> _Task brief_: Look through the data below. Pick out the lines holding the string "JSON".
* * *
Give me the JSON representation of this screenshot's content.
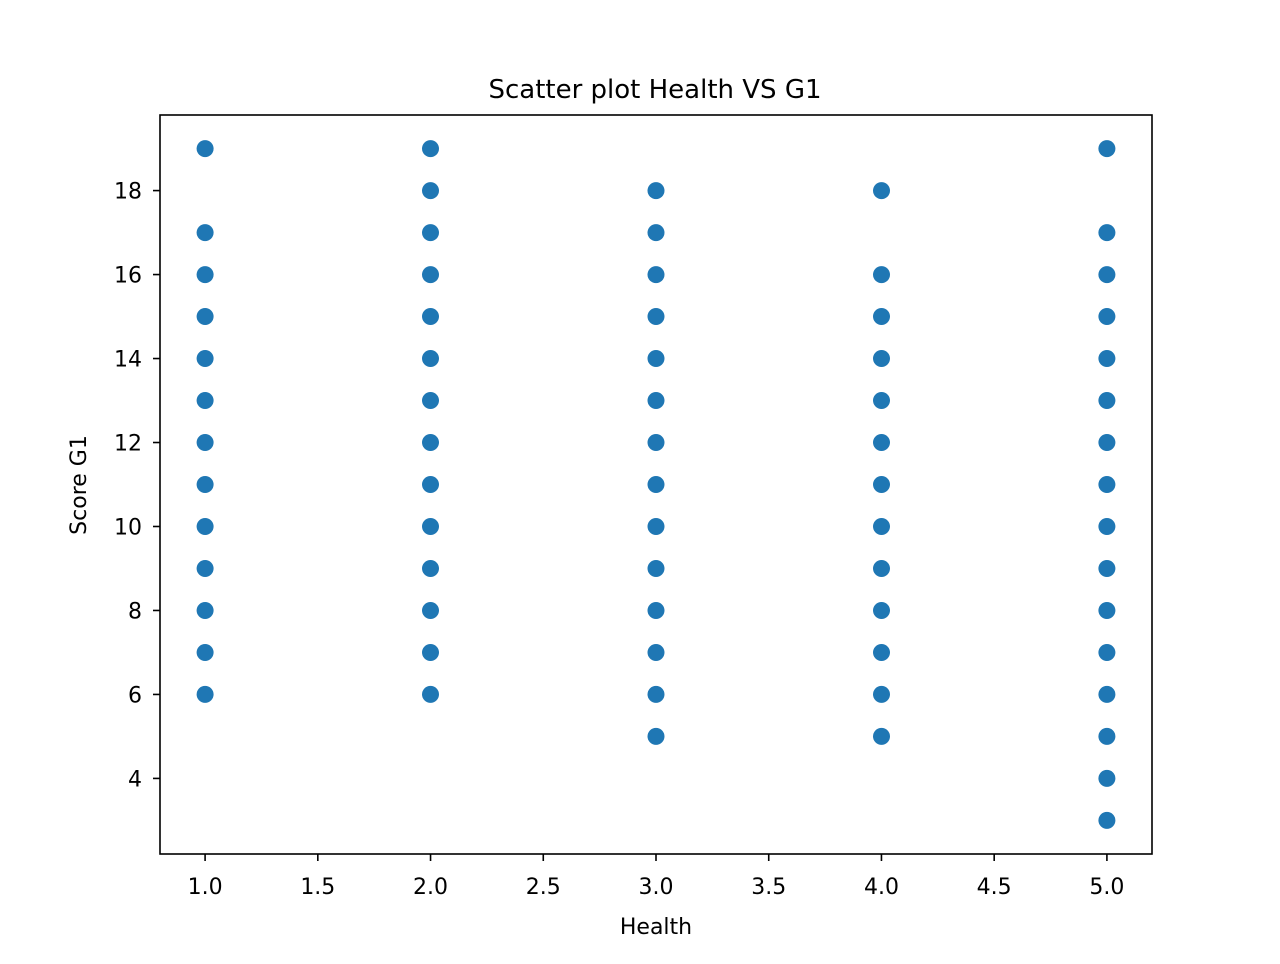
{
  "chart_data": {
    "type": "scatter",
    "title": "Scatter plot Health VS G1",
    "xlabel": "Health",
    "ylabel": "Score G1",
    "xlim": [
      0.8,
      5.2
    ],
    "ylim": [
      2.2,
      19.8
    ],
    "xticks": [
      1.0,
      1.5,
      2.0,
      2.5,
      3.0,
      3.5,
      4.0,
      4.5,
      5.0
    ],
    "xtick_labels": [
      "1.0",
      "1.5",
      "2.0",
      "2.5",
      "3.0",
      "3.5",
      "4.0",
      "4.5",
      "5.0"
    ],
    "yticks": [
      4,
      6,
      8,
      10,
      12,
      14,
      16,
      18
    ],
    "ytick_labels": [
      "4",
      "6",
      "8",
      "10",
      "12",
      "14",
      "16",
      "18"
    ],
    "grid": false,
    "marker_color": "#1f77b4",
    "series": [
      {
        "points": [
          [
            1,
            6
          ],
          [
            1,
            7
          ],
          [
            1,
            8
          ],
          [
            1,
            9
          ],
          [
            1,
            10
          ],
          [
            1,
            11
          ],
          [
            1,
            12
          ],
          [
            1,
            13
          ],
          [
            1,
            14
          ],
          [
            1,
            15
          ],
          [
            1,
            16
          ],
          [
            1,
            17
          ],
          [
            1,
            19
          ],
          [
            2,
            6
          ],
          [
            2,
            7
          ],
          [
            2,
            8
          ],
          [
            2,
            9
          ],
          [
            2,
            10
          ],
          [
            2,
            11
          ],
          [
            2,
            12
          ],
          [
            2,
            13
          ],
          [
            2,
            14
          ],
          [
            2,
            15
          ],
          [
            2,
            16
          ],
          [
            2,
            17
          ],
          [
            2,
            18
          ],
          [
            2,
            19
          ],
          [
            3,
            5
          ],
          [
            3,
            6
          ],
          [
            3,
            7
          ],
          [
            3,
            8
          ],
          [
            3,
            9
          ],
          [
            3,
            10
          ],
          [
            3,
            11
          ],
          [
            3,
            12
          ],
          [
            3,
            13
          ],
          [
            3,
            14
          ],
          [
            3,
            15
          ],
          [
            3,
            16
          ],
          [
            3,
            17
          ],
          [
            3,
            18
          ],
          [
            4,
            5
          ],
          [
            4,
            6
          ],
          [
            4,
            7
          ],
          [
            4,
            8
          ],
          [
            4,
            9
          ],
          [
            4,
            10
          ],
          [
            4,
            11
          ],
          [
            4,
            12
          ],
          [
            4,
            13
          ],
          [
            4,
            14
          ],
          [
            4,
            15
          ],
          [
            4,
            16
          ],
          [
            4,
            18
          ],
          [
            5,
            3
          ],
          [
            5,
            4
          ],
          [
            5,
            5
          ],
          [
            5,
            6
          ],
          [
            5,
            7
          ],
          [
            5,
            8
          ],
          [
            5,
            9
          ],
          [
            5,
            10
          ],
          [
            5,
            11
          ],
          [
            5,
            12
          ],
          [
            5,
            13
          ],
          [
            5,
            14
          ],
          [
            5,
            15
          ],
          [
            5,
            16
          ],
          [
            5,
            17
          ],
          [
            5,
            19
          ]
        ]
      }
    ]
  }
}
* * *
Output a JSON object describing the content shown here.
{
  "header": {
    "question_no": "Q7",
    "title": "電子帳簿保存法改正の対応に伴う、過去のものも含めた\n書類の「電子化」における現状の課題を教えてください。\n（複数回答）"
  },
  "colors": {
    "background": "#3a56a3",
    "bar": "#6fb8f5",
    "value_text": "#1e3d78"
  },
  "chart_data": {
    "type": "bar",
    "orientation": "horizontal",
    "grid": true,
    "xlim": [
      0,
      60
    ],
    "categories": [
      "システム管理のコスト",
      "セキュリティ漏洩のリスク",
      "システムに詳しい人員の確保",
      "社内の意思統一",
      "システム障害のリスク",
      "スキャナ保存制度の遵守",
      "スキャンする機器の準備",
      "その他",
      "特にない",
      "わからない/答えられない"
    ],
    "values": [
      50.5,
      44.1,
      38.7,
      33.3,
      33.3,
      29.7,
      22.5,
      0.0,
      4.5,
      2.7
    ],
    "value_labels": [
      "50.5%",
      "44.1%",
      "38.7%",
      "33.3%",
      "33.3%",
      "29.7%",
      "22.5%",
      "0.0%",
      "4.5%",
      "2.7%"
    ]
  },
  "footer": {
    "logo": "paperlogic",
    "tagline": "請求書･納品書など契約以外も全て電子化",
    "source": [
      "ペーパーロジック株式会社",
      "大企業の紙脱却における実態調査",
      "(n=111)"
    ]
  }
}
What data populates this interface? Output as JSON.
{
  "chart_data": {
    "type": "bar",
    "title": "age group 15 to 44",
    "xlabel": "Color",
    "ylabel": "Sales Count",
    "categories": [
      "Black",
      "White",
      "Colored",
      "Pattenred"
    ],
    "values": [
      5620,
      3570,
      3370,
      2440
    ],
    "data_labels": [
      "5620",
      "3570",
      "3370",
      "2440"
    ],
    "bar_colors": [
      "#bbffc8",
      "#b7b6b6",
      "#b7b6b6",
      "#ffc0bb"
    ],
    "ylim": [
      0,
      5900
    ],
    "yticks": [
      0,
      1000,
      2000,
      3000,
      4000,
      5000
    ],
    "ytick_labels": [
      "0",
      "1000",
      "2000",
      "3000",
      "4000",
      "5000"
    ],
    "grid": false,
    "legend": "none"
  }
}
* * *
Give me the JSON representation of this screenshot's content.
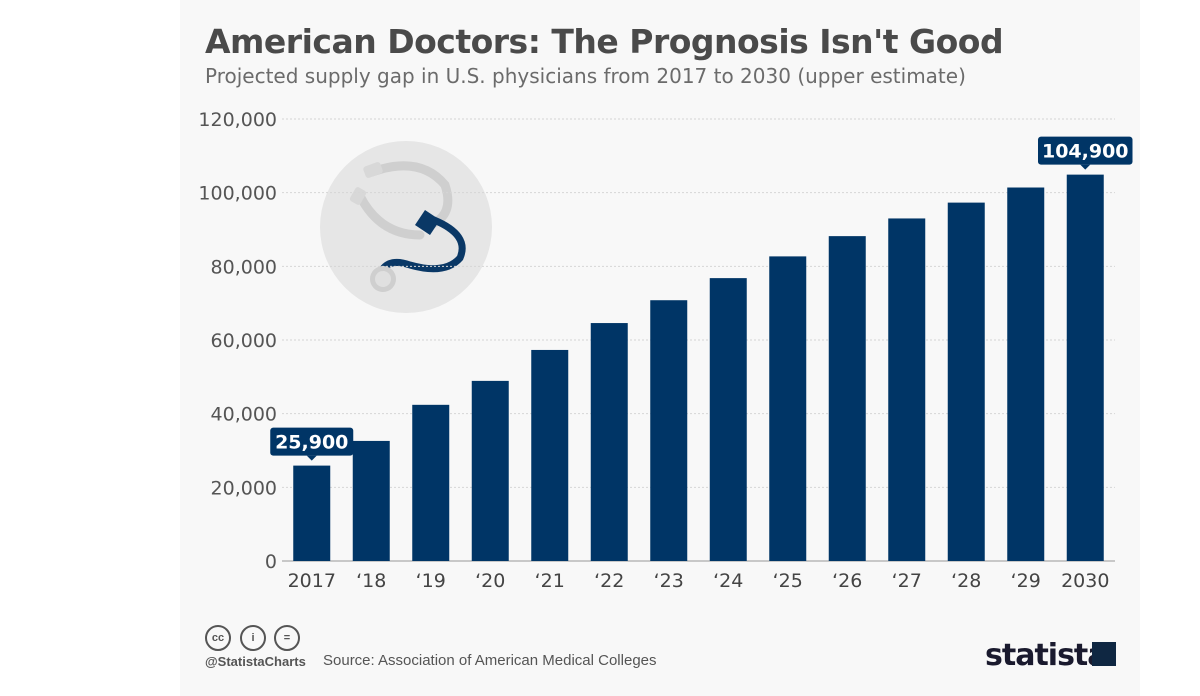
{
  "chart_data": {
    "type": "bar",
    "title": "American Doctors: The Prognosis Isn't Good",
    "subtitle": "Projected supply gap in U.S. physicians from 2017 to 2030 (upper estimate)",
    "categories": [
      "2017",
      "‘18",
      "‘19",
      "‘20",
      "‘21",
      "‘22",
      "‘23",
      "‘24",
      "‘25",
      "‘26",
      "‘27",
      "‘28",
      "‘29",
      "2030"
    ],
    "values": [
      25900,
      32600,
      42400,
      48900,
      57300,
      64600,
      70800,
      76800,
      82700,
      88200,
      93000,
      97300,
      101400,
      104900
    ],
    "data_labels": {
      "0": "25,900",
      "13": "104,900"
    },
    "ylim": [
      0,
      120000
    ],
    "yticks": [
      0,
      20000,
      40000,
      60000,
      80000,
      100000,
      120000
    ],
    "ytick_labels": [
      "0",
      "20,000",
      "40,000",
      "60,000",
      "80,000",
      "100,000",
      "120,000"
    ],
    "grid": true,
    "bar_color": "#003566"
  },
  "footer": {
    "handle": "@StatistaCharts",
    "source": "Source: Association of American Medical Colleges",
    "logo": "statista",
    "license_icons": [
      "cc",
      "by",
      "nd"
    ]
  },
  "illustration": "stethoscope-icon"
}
* * *
> _Reply_:
Give me the JSON representation of this screenshot's content.
Output a JSON object describing the content shown here.
What data populates this interface? Output as JSON.
Give me the JSON representation of this screenshot's content.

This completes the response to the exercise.